• _TASK GOAL_
The data must be written out once more, precisely as given.

[Stored data entries]
⁂
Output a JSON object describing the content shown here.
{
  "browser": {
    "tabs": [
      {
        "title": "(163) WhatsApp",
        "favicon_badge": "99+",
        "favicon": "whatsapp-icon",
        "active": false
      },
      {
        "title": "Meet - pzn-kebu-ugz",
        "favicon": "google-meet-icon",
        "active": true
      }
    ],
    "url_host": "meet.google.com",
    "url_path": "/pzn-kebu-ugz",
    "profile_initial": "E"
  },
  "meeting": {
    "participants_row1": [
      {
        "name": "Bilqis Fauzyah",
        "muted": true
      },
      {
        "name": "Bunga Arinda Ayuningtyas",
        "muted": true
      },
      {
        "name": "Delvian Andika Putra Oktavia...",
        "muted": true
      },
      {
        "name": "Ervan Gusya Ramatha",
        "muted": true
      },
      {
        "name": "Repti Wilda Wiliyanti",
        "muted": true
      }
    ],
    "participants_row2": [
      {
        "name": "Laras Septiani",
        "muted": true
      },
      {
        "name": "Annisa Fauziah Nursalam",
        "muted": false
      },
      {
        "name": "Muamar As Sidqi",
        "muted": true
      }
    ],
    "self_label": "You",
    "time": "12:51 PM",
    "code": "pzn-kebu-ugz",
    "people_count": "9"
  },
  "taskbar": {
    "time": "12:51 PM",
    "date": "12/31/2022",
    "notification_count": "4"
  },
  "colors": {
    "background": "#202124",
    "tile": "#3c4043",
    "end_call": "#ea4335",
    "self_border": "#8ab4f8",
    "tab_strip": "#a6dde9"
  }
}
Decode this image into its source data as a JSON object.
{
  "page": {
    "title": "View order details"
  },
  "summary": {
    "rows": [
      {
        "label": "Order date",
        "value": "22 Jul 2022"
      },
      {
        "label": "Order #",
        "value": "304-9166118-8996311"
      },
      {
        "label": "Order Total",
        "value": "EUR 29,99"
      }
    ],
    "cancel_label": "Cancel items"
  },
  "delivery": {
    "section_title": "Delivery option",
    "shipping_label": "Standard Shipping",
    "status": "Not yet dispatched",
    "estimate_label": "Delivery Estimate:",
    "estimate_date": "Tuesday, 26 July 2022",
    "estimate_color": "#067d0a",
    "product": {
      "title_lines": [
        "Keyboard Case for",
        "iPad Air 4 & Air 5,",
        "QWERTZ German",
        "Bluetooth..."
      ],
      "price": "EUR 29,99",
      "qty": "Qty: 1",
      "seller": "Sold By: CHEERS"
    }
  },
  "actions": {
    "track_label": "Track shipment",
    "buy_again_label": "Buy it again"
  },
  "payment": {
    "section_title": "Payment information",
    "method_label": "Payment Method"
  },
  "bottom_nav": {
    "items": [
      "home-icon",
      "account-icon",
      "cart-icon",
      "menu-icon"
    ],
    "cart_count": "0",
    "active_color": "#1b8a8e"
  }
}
⁂
• _TASK ANSWER_
Output a JSON object describing the content shown here.
{
  "browser": {
    "tabs": [
      {
        "title": "(163) WhatsApp",
        "favicon_badge": "99+",
        "favicon": "whatsapp-icon",
        "active": false
      },
      {
        "title": "Meet - pzn-kebu-ugz",
        "favicon": "google-meet-icon",
        "active": true
      }
    ],
    "url_host": "meet.google.com",
    "url_path": "/pzn-kebu-ugz",
    "profile_initial": "E"
  },
  "meeting": {
    "participants_row1": [
      {
        "name": "Bilqis Fauzyah",
        "muted": true
      },
      {
        "name": "Bunga Arinda Ayuningtyas",
        "muted": true
      },
      {
        "name": "Delvian Andika Putra Oktavia...",
        "muted": true
      },
      {
        "name": "Ervan Gusya Ramatha",
        "muted": true
      },
      {
        "name": "Repti Wilda Wiliyanti",
        "muted": true
      }
    ],
    "participants_row2": [
      {
        "name": "Laras Septiani",
        "muted": true
      },
      {
        "name": "Annisa Fauziah Nursalam",
        "muted": false
      },
      {
        "name": "Muamar As Sidqi",
        "muted": true
      }
    ],
    "self_label": "You",
    "time": "12:51 PM",
    "code": "pzn-kebu-ugz",
    "people_count": "9"
  },
  "taskbar": {
    "time": "12:51 PM",
    "date": "12/31/2022",
    "notification_count": "4"
  },
  "colors": {
    "background": "#202124",
    "tile": "#3c4043",
    "end_call": "#ea4335",
    "self_border": "#8ab4f8",
    "tab_strip": "#a6dde9"
  }
}
Decode this image into its source data as a JSON object.
{
  "page": {
    "title": "View order details"
  },
  "summary": {
    "rows": [
      {
        "label": "Order date",
        "value": "22 Jul 2022"
      },
      {
        "label": "Order #",
        "value": "304-9166118-8996311"
      },
      {
        "label": "Order Total",
        "value": "EUR 29,99"
      }
    ],
    "cancel_label": "Cancel items"
  },
  "delivery": {
    "section_title": "Delivery option",
    "shipping_label": "Standard Shipping",
    "status": "Not yet dispatched",
    "estimate_label": "Delivery Estimate:",
    "estimate_date": "Tuesday, 26 July 2022",
    "estimate_color": "#067d0a",
    "product": {
      "title_lines": [
        "Keyboard Case for",
        "iPad Air 4 & Air 5,",
        "QWERTZ German",
        "Bluetooth..."
      ],
      "price": "EUR 29,99",
      "qty": "Qty: 1",
      "seller": "Sold By: CHEERS"
    }
  },
  "actions": {
    "track_label": "Track shipment",
    "buy_again_label": "Buy it again"
  },
  "payment": {
    "section_title": "Payment information",
    "method_label": "Payment Method"
  },
  "bottom_nav": {
    "items": [
      "home-icon",
      "account-icon",
      "cart-icon",
      "menu-icon"
    ],
    "cart_count": "0",
    "active_color": "#1b8a8e"
  }
}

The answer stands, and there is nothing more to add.